[Stored dataset items]
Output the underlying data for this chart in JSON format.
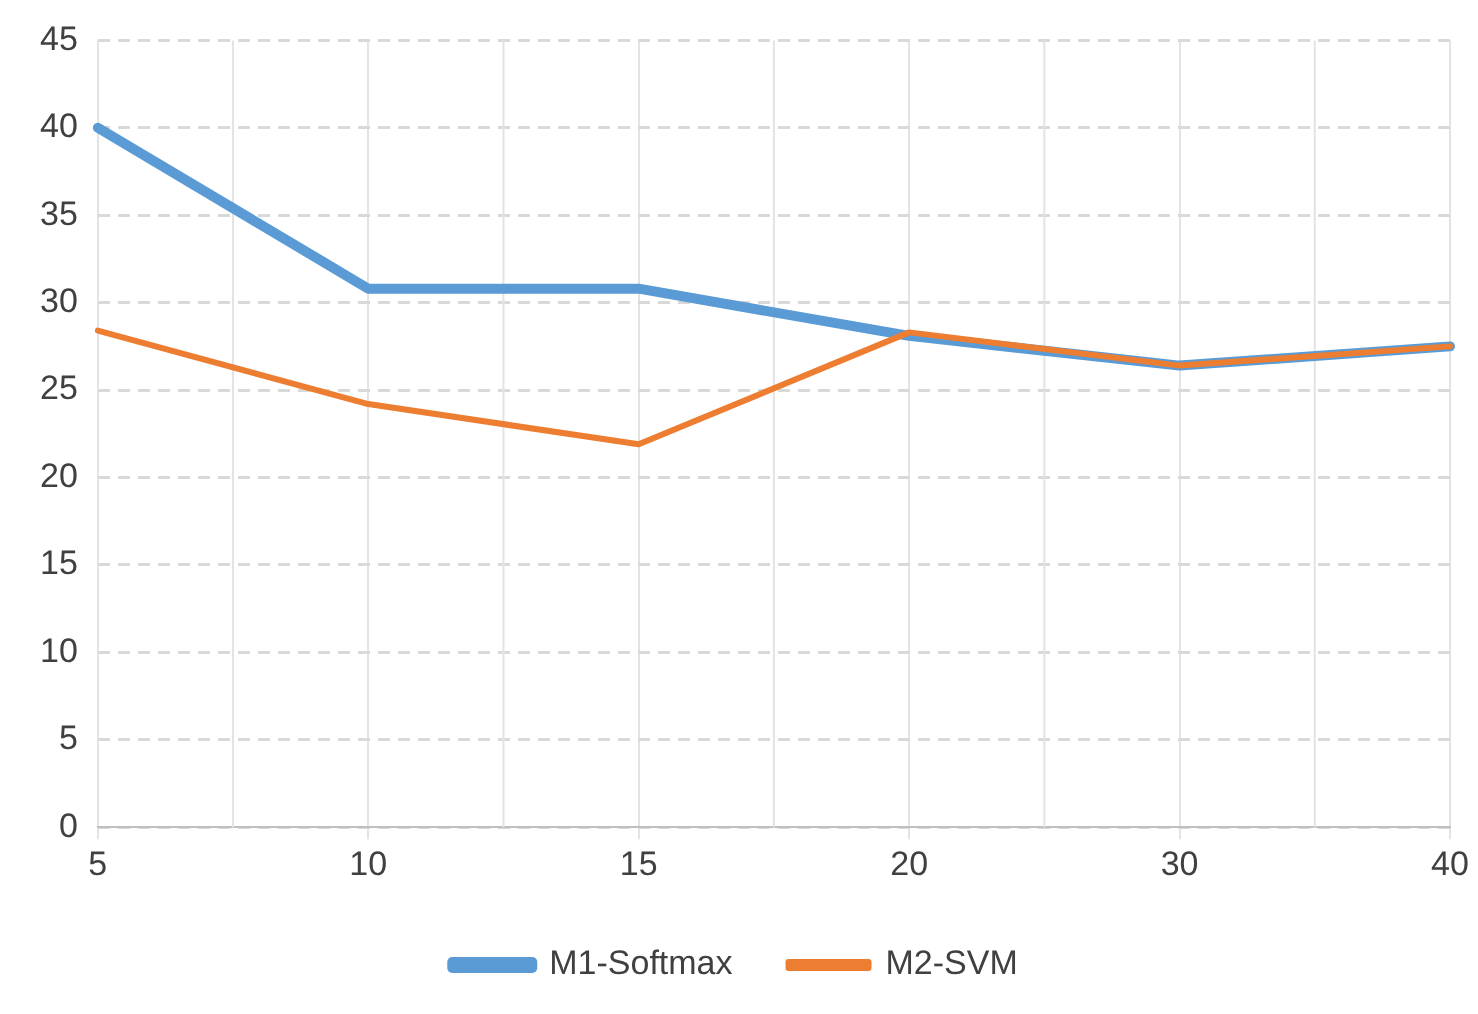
{
  "chart_data": {
    "type": "line",
    "categories": [
      "5",
      "10",
      "15",
      "20",
      "30",
      "40"
    ],
    "series": [
      {
        "name": "M1-Softmax",
        "color": "#5b9bd5",
        "values": [
          40,
          30.8,
          30.8,
          28.1,
          26.4,
          27.5
        ]
      },
      {
        "name": "M2-SVM",
        "color": "#ed7d31",
        "values": [
          28.4,
          24.2,
          21.9,
          28.3,
          26.4,
          27.5
        ]
      }
    ],
    "ylim": [
      0,
      45
    ],
    "yticks": [
      0,
      5,
      10,
      15,
      20,
      25,
      30,
      35,
      40,
      45
    ],
    "grid": true,
    "legend": "bottom",
    "marker": "none",
    "line_style": "solid"
  }
}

- TASK DIRECTIONS:
Return each line exactly as written. Any picture gets left out.

- CORRECT RESPONSE:
Output the underlying data for this chart in JSON format.
{
  "chart_data": {
    "type": "line",
    "categories": [
      "5",
      "10",
      "15",
      "20",
      "30",
      "40"
    ],
    "series": [
      {
        "name": "M1-Softmax",
        "color": "#5b9bd5",
        "values": [
          40,
          30.8,
          30.8,
          28.1,
          26.4,
          27.5
        ]
      },
      {
        "name": "M2-SVM",
        "color": "#ed7d31",
        "values": [
          28.4,
          24.2,
          21.9,
          28.3,
          26.4,
          27.5
        ]
      }
    ],
    "ylim": [
      0,
      45
    ],
    "yticks": [
      0,
      5,
      10,
      15,
      20,
      25,
      30,
      35,
      40,
      45
    ],
    "grid": true,
    "legend": "bottom",
    "marker": "none",
    "line_style": "solid"
  }
}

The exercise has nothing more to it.